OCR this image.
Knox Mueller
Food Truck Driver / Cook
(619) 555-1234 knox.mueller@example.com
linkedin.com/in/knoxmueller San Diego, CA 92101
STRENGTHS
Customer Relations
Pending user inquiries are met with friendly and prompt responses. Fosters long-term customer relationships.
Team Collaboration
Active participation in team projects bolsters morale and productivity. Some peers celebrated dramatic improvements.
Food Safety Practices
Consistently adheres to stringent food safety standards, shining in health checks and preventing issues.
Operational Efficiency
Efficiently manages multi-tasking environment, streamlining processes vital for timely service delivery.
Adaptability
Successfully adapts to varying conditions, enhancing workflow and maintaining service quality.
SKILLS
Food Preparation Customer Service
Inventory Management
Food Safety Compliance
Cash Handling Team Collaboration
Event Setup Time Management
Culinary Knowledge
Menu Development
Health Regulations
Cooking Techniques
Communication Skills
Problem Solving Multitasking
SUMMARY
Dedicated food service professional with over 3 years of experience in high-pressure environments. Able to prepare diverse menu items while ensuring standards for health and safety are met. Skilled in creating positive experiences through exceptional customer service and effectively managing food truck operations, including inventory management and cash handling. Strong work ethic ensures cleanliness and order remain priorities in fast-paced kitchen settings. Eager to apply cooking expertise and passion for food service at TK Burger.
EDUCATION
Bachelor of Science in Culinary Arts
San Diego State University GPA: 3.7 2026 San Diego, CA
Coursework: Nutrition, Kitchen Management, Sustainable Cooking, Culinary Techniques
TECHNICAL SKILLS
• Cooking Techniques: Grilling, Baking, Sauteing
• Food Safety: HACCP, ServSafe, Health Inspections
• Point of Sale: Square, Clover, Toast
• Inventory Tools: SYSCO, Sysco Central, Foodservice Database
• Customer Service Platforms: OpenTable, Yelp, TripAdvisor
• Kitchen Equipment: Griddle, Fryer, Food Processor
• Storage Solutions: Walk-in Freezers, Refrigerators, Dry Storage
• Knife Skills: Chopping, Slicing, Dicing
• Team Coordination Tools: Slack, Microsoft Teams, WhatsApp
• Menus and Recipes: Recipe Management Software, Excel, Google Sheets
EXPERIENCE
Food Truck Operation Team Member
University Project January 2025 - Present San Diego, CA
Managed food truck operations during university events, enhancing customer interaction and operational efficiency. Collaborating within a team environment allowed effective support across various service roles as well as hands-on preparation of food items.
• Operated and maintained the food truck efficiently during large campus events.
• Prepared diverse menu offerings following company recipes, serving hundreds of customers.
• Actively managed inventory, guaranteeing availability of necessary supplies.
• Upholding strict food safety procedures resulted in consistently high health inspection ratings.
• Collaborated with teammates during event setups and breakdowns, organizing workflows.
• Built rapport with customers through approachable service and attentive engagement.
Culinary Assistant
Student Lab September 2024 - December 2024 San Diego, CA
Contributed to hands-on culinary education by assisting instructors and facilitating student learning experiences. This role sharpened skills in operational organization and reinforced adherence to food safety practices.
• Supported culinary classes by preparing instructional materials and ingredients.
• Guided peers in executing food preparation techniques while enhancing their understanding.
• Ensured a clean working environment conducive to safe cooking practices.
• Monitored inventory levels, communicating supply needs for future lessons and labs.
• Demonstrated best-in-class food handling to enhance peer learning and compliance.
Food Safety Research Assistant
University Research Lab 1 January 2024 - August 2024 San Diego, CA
========================================
== TASK DETAILS ==
Copy out the whole listing exactly as written.

== EXPECTED OUTPUT ==
OCR this image.
Knox Mueller
Food Truck Driver / Cook
(619) 555-1234 knox.mueller@example.com
linkedin.com/in/knoxmueller San Diego, CA 92101
STRENGTHS
Customer Relations
Pending user inquiries are met with friendly and prompt responses. Fosters long-term customer relationships.
Team Collaboration
Active participation in team projects bolsters morale and productivity. Some peers celebrated dramatic improvements.
Food Safety Practices
Consistently adheres to stringent food safety standards, shining in health checks and preventing issues.
Operational Efficiency
Efficiently manages multi-tasking environment, streamlining processes vital for timely service delivery.
Adaptability
Successfully adapts to varying conditions, enhancing workflow and maintaining service quality.
SKILLS
Food Preparation Customer Service
Inventory Management
Food Safety Compliance
Cash Handling Team Collaboration
Event Setup Time Management
Culinary Knowledge
Menu Development
Health Regulations
Cooking Techniques
Communication Skills
Problem Solving Multitasking
SUMMARY
Dedicated food service professional with over 3 years of experience in high-pressure environments. Able to prepare diverse menu items while ensuring standards for health and safety are met. Skilled in creating positive experiences through exceptional customer service and effectively managing food truck operations, including inventory management and cash handling. Strong work ethic ensures cleanliness and order remain priorities in fast-paced kitchen settings. Eager to apply cooking expertise and passion for food service at TK Burger.
EDUCATION
Bachelor of Science in Culinary Arts
San Diego State University GPA: 3.7 2026 San Diego, CA
Coursework: Nutrition, Kitchen Management, Sustainable Cooking, Culinary Techniques
TECHNICAL SKILLS
• Cooking Techniques: Grilling, Baking, Sauteing
• Food Safety: HACCP, ServSafe, Health Inspections
• Point of Sale: Square, Clover, Toast
• Inventory Tools: SYSCO, Sysco Central, Foodservice Database
• Customer Service Platforms: OpenTable, Yelp, TripAdvisor
• Kitchen Equipment: Griddle, Fryer, Food Processor
• Storage Solutions: Walk-in Freezers, Refrigerators, Dry Storage
• Knife Skills: Chopping, Slicing, Dicing
• Team Coordination Tools: Slack, Microsoft Teams, WhatsApp
• Menus and Recipes: Recipe Management Software, Excel, Google Sheets
EXPERIENCE
Food Truck Operation Team Member
University Project January 2025 - Present San Diego, CA
Managed food truck operations during university events, enhancing customer interaction and operational efficiency. Collaborating within a team environment allowed effective support across various service roles as well as hands-on preparation of food items.
• Operated and maintained the food truck efficiently during large campus events.
• Prepared diverse menu offerings following company recipes, serving hundreds of customers.
• Actively managed inventory, guaranteeing availability of necessary supplies.
• Upholding strict food safety procedures resulted in consistently high health inspection ratings.
• Collaborated with teammates during event setups and breakdowns, organizing workflows.
• Built rapport with customers through approachable service and attentive engagement.
Culinary Assistant
Student Lab September 2024 - December 2024 San Diego, CA
Contributed to hands-on culinary education by assisting instructors and facilitating student learning experiences. This role sharpened skills in operational organization and reinforced adherence to food safety practices.
• Supported culinary classes by preparing instructional materials and ingredients.
• Guided peers in executing food preparation techniques while enhancing their understanding.
• Ensured a clean working environment conducive to safe cooking practices.
• Monitored inventory levels, communicating supply needs for future lessons and labs.
• Demonstrated best-in-class food handling to enhance peer learning and compliance.
Food Safety Research Assistant
University Research Lab 1 January 2024 - August 2024 San Diego, CA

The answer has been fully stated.